#### Source records ####

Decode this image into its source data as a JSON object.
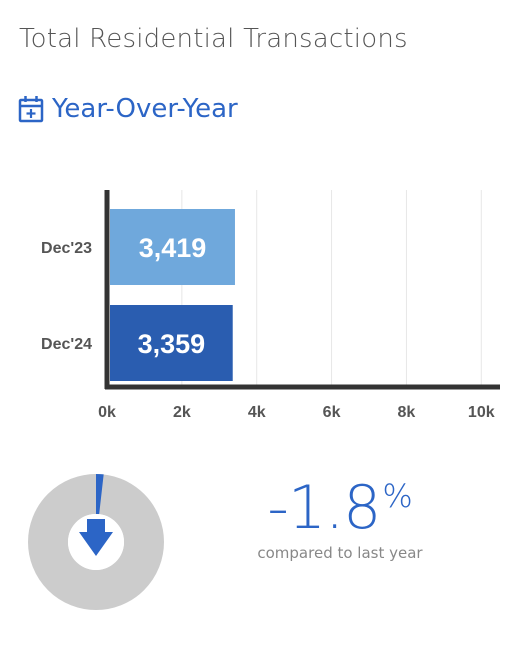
{
  "header": {
    "title": "Total Residential Transactions",
    "subtitle": "Year-Over-Year",
    "subtitle_icon": "calendar-plus-icon"
  },
  "chart_data": {
    "type": "bar",
    "orientation": "horizontal",
    "categories": [
      "Dec'23",
      "Dec'24"
    ],
    "values": [
      3419,
      3359
    ],
    "value_labels": [
      "3,419",
      "3,359"
    ],
    "colors": [
      "#6fa8dc",
      "#2a5db0"
    ],
    "xlim": [
      0,
      10500
    ],
    "xticks": [
      0,
      2000,
      4000,
      6000,
      8000,
      10000
    ],
    "xtick_labels": [
      "0k",
      "2k",
      "4k",
      "6k",
      "8k",
      "10k"
    ],
    "grid": true
  },
  "change": {
    "value": "-1.8",
    "unit": "%",
    "caption": "compared to last year",
    "direction_icon": "arrow-down-icon",
    "ring_fraction": 0.018,
    "colors": {
      "accent": "#2c65c6",
      "ring": "#cccccc"
    }
  }
}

####

Locate the word "icon" in the data above. Copy every line carrying it.

Task response:
    "subtitle_icon": "calendar-plus-icon"
    "direction_icon": "arrow-down-icon",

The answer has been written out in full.